◆ WHAT IS ASKED ◆
The records that follow should be retyped word for word.

◆ RECORDS SHOWN ◆
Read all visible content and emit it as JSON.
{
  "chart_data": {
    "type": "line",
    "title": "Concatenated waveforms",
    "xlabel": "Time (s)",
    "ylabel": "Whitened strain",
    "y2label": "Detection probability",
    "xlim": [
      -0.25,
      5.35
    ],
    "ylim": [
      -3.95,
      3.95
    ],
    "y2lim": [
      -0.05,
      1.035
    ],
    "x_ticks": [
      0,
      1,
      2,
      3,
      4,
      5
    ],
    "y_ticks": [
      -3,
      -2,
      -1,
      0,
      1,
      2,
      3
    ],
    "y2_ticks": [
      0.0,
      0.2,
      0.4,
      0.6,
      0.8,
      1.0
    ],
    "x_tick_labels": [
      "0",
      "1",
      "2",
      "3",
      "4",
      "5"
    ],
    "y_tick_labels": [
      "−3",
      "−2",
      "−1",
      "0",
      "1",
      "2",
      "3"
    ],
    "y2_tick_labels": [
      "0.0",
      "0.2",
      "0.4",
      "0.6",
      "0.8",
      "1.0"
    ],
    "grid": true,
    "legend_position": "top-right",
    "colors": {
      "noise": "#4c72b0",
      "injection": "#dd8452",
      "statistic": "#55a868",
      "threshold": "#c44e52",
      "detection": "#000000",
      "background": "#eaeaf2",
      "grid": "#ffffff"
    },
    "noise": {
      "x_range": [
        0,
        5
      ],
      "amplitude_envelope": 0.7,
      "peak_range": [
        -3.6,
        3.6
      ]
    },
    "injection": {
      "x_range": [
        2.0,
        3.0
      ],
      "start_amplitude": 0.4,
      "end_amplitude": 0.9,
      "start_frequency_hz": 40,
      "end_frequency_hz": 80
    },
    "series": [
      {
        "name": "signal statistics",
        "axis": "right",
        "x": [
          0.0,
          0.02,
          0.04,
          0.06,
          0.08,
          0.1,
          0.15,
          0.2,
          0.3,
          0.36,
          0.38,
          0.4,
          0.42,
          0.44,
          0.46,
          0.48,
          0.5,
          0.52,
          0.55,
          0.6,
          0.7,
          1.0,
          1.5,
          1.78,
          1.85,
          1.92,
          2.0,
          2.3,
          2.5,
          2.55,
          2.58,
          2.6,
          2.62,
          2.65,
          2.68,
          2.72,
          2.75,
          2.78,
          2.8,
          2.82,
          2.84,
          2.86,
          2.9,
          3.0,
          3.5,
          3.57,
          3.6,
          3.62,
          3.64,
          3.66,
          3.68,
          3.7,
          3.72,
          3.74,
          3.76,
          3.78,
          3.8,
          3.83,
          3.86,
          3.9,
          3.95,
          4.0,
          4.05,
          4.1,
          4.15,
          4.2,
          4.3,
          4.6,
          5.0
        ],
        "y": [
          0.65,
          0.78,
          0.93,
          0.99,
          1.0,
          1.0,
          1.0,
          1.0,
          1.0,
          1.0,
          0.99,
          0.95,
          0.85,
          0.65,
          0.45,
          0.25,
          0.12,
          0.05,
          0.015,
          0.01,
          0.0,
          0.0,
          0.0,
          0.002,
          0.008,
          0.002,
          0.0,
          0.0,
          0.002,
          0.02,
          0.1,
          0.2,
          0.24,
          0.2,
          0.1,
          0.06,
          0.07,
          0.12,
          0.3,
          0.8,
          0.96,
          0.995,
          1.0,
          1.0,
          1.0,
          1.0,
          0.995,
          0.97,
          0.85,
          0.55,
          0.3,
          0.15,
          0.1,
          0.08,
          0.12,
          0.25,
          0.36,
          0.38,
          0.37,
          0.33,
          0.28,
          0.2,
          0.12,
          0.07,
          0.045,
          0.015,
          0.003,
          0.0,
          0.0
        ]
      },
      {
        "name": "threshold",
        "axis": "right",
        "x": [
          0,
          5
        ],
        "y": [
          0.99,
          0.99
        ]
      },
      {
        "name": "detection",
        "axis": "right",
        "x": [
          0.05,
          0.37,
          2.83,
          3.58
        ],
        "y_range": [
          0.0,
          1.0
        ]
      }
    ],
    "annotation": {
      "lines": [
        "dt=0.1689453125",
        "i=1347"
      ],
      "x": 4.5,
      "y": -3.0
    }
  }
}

◆ ANSWER FOR THIS EXERCISE ◆
Read all visible content and emit it as JSON.
{
  "chart_data": {
    "type": "line",
    "title": "Concatenated waveforms",
    "xlabel": "Time (s)",
    "ylabel": "Whitened strain",
    "y2label": "Detection probability",
    "xlim": [
      -0.25,
      5.35
    ],
    "ylim": [
      -3.95,
      3.95
    ],
    "y2lim": [
      -0.05,
      1.035
    ],
    "x_ticks": [
      0,
      1,
      2,
      3,
      4,
      5
    ],
    "y_ticks": [
      -3,
      -2,
      -1,
      0,
      1,
      2,
      3
    ],
    "y2_ticks": [
      0.0,
      0.2,
      0.4,
      0.6,
      0.8,
      1.0
    ],
    "x_tick_labels": [
      "0",
      "1",
      "2",
      "3",
      "4",
      "5"
    ],
    "y_tick_labels": [
      "−3",
      "−2",
      "−1",
      "0",
      "1",
      "2",
      "3"
    ],
    "y2_tick_labels": [
      "0.0",
      "0.2",
      "0.4",
      "0.6",
      "0.8",
      "1.0"
    ],
    "grid": true,
    "legend_position": "top-right",
    "colors": {
      "noise": "#4c72b0",
      "injection": "#dd8452",
      "statistic": "#55a868",
      "threshold": "#c44e52",
      "detection": "#000000",
      "background": "#eaeaf2",
      "grid": "#ffffff"
    },
    "noise": {
      "x_range": [
        0,
        5
      ],
      "amplitude_envelope": 0.7,
      "peak_range": [
        -3.6,
        3.6
      ]
    },
    "injection": {
      "x_range": [
        2.0,
        3.0
      ],
      "start_amplitude": 0.4,
      "end_amplitude": 0.9,
      "start_frequency_hz": 40,
      "end_frequency_hz": 80
    },
    "series": [
      {
        "name": "signal statistics",
        "axis": "right",
        "x": [
          0.0,
          0.02,
          0.04,
          0.06,
          0.08,
          0.1,
          0.15,
          0.2,
          0.3,
          0.36,
          0.38,
          0.4,
          0.42,
          0.44,
          0.46,
          0.48,
          0.5,
          0.52,
          0.55,
          0.6,
          0.7,
          1.0,
          1.5,
          1.78,
          1.85,
          1.92,
          2.0,
          2.3,
          2.5,
          2.55,
          2.58,
          2.6,
          2.62,
          2.65,
          2.68,
          2.72,
          2.75,
          2.78,
          2.8,
          2.82,
          2.84,
          2.86,
          2.9,
          3.0,
          3.5,
          3.57,
          3.6,
          3.62,
          3.64,
          3.66,
          3.68,
          3.7,
          3.72,
          3.74,
          3.76,
          3.78,
          3.8,
          3.83,
          3.86,
          3.9,
          3.95,
          4.0,
          4.05,
          4.1,
          4.15,
          4.2,
          4.3,
          4.6,
          5.0
        ],
        "y": [
          0.65,
          0.78,
          0.93,
          0.99,
          1.0,
          1.0,
          1.0,
          1.0,
          1.0,
          1.0,
          0.99,
          0.95,
          0.85,
          0.65,
          0.45,
          0.25,
          0.12,
          0.05,
          0.015,
          0.01,
          0.0,
          0.0,
          0.0,
          0.002,
          0.008,
          0.002,
          0.0,
          0.0,
          0.002,
          0.02,
          0.1,
          0.2,
          0.24,
          0.2,
          0.1,
          0.06,
          0.07,
          0.12,
          0.3,
          0.8,
          0.96,
          0.995,
          1.0,
          1.0,
          1.0,
          1.0,
          0.995,
          0.97,
          0.85,
          0.55,
          0.3,
          0.15,
          0.1,
          0.08,
          0.12,
          0.25,
          0.36,
          0.38,
          0.37,
          0.33,
          0.28,
          0.2,
          0.12,
          0.07,
          0.045,
          0.015,
          0.003,
          0.0,
          0.0
        ]
      },
      {
        "name": "threshold",
        "axis": "right",
        "x": [
          0,
          5
        ],
        "y": [
          0.99,
          0.99
        ]
      },
      {
        "name": "detection",
        "axis": "right",
        "x": [
          0.05,
          0.37,
          2.83,
          3.58
        ],
        "y_range": [
          0.0,
          1.0
        ]
      }
    ],
    "annotation": {
      "lines": [
        "dt=0.1689453125",
        "i=1347"
      ],
      "x": 4.5,
      "y": -3.0
    }
  }
}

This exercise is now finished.